What is asked =>
Look for the string "Size" and copy every line that has it.

Supplied material =>
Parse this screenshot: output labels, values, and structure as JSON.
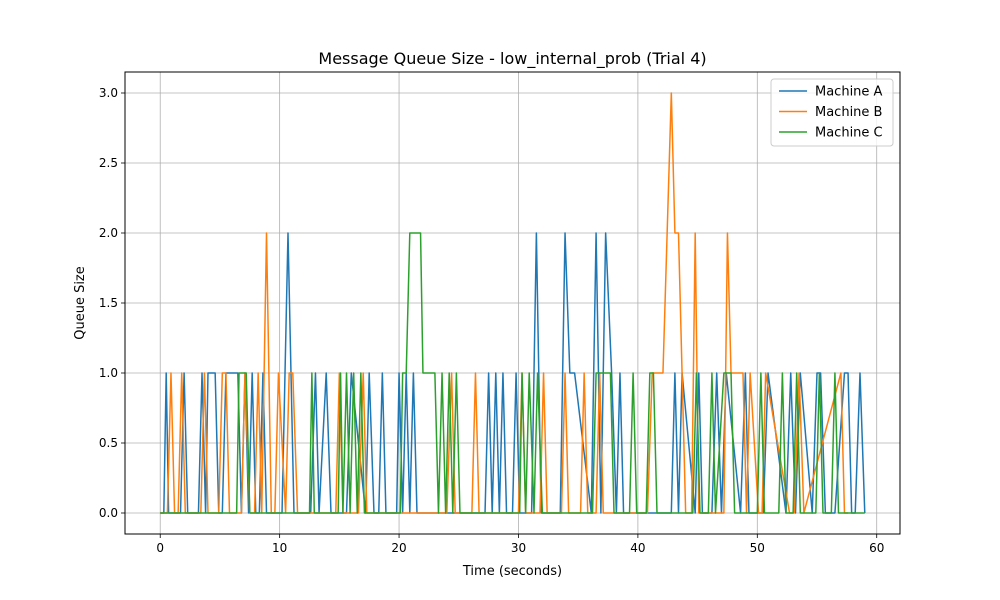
{
  "chart_data": {
    "type": "line",
    "title": "Message Queue Size - low_internal_prob (Trial 4)",
    "xlabel": "Time (seconds)",
    "ylabel": "Queue Size",
    "xlim": [
      -2.95,
      61.95
    ],
    "ylim": [
      -0.15,
      3.15
    ],
    "xticks": [
      0,
      10,
      20,
      30,
      40,
      50,
      60
    ],
    "yticks": [
      0.0,
      0.5,
      1.0,
      1.5,
      2.0,
      2.5,
      3.0
    ],
    "xtick_labels": [
      "0",
      "10",
      "20",
      "30",
      "40",
      "50",
      "60"
    ],
    "ytick_labels": [
      "0.0",
      "0.5",
      "1.0",
      "1.5",
      "2.0",
      "2.5",
      "3.0"
    ],
    "grid": true,
    "legend_position": "top-right",
    "series": [
      {
        "name": "Machine A",
        "color": "#1f77b4",
        "x": [
          0,
          0.3,
          0.5,
          0.7,
          1.7,
          2.0,
          2.3,
          3.2,
          3.5,
          3.8,
          4.0,
          4.3,
          4.6,
          4.9,
          5.2,
          5.5,
          6.5,
          6.8,
          7.1,
          7.4,
          7.7,
          8.0,
          8.3,
          8.6,
          8.9,
          10.2,
          10.7,
          11.2,
          12.6,
          13.0,
          13.3,
          13.9,
          14.3,
          15.6,
          16.0,
          17.2,
          17.5,
          17.9,
          18.3,
          18.6,
          18.9,
          19.8,
          20.0,
          20.3,
          20.6,
          20.9,
          21.2,
          21.5,
          27.2,
          27.5,
          27.8,
          28.1,
          28.4,
          28.7,
          29.0,
          29.5,
          29.8,
          30.1,
          31.1,
          31.5,
          31.9,
          33.5,
          33.9,
          34.3,
          34.7,
          36.1,
          36.5,
          36.9,
          37.3,
          37.8,
          38.2,
          38.5,
          38.8,
          39.2,
          42.8,
          43.1,
          43.4,
          43.7,
          44.8,
          45.1,
          45.4,
          46.2,
          46.6,
          47.0,
          47.4,
          48.6,
          49.0,
          49.3,
          50.5,
          50.9,
          52.4,
          52.8,
          53.2,
          53.6,
          54.6,
          55.0,
          55.3,
          55.7,
          56.5,
          57.3,
          57.6,
          57.9,
          58.2,
          58.6,
          59.0
        ],
        "y": [
          0,
          0,
          1,
          0,
          0,
          1,
          0,
          0,
          1,
          0,
          1,
          1,
          1,
          0,
          0,
          1,
          1,
          0,
          1,
          0,
          1,
          0,
          0,
          1,
          0,
          0,
          2,
          0,
          0,
          1,
          0,
          1,
          0,
          0,
          1,
          0,
          1,
          0,
          0,
          1,
          0,
          0,
          1,
          0,
          1,
          0,
          1,
          0,
          0,
          1,
          0,
          1,
          0,
          1,
          0,
          0,
          1,
          0,
          0,
          2,
          0,
          0,
          2,
          1,
          1,
          0,
          2,
          0,
          2,
          1,
          0,
          1,
          0,
          0,
          0,
          1,
          0,
          1,
          0,
          1,
          0,
          0,
          1,
          0,
          1,
          0,
          1,
          0,
          0,
          1,
          0,
          1,
          0,
          1,
          0,
          1,
          1,
          0,
          0,
          1,
          1,
          0,
          0,
          1,
          0
        ]
      },
      {
        "name": "Machine B",
        "color": "#ff7f0e",
        "x": [
          0,
          0.6,
          0.9,
          1.2,
          1.5,
          1.8,
          2.1,
          3.4,
          3.7,
          4.0,
          4.9,
          5.2,
          5.5,
          5.8,
          6.8,
          7.1,
          7.5,
          7.9,
          8.2,
          8.5,
          8.9,
          9.3,
          9.6,
          9.9,
          10.5,
          10.8,
          11.1,
          11.5,
          14.7,
          15.0,
          15.3,
          16.6,
          17.0,
          17.3,
          17.8,
          20.5,
          20.8,
          21.1,
          24.0,
          24.4,
          24.7,
          25.1,
          26.1,
          26.4,
          26.7,
          30.0,
          30.3,
          30.6,
          31.8,
          32.1,
          32.4,
          32.7,
          33.6,
          33.9,
          34.2,
          35.2,
          35.5,
          35.8,
          36.5,
          36.8,
          37.1,
          40.8,
          41.2,
          41.6,
          42.1,
          42.8,
          43.1,
          43.4,
          43.7,
          44.0,
          44.5,
          44.8,
          45.1,
          47.2,
          47.5,
          47.8,
          48.8,
          49.1,
          49.4,
          50.1,
          50.4,
          50.7,
          52.7,
          53.1,
          53.5,
          53.9,
          57.0,
          57.3,
          57.6
        ],
        "y": [
          0,
          0,
          1,
          0,
          0,
          1,
          0,
          0,
          1,
          0,
          0,
          1,
          1,
          0,
          0,
          1,
          0,
          0,
          1,
          0,
          2,
          0,
          0,
          1,
          0,
          1,
          1,
          0,
          0,
          1,
          0,
          0,
          1,
          0,
          0,
          0,
          0,
          0,
          0,
          1,
          0,
          0,
          0,
          1,
          0,
          0,
          1,
          0,
          0,
          1,
          0,
          0,
          0,
          1,
          0,
          0,
          1,
          0,
          0,
          1,
          0,
          0,
          1,
          1,
          1,
          3,
          2,
          2,
          1,
          0,
          0,
          2,
          0,
          0,
          2,
          1,
          1,
          0,
          1,
          0,
          0,
          1,
          0,
          0,
          1,
          0,
          1,
          0,
          0
        ]
      },
      {
        "name": "Machine C",
        "color": "#2ca02c",
        "x": [
          0,
          6.4,
          6.6,
          6.9,
          7.2,
          7.5,
          7.8,
          12.5,
          12.7,
          12.9,
          14.9,
          15.1,
          15.3,
          15.6,
          15.9,
          16.2,
          16.5,
          16.8,
          17.1,
          17.4,
          20.1,
          20.3,
          20.6,
          20.9,
          21.2,
          21.5,
          21.8,
          22.0,
          22.2,
          23.0,
          23.3,
          23.6,
          23.9,
          24.2,
          24.5,
          24.8,
          25.1,
          25.4,
          30.1,
          30.3,
          30.6,
          30.9,
          31.3,
          31.6,
          32.0,
          32.4,
          36.2,
          36.5,
          37.1,
          37.7,
          38.0,
          38.3,
          39.3,
          39.6,
          39.9,
          40.7,
          41.0,
          41.3,
          41.6,
          41.9,
          44.6,
          44.9,
          45.2,
          45.9,
          46.2,
          46.5,
          47.2,
          47.5,
          47.8,
          48.1,
          48.4,
          50.0,
          50.3,
          50.6,
          51.8,
          52.1,
          52.4,
          53.0,
          53.3,
          53.6,
          54.9,
          55.2,
          55.5,
          56.2,
          56.5,
          56.8,
          59.0
        ],
        "y": [
          0,
          0,
          1,
          1,
          1,
          0,
          0,
          0,
          1,
          0,
          0,
          1,
          0,
          1,
          0,
          1,
          0,
          1,
          0,
          0,
          0,
          1,
          1,
          2,
          2,
          2,
          2,
          1,
          1,
          1,
          0,
          1,
          0,
          1,
          0,
          1,
          0,
          0,
          0,
          1,
          0,
          1,
          0,
          1,
          0,
          0,
          0,
          1,
          1,
          1,
          0,
          0,
          0,
          1,
          0,
          0,
          1,
          1,
          0,
          0,
          0,
          1,
          0,
          0,
          1,
          0,
          1,
          1,
          1,
          0,
          0,
          0,
          1,
          0,
          0,
          1,
          0,
          0,
          1,
          0,
          0,
          1,
          0,
          0,
          1,
          0,
          0
        ]
      }
    ]
  }
}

Result of this task =>
    "title": "Message Queue Size - low_internal_prob (Trial 4)",
    "ylabel": "Queue Size",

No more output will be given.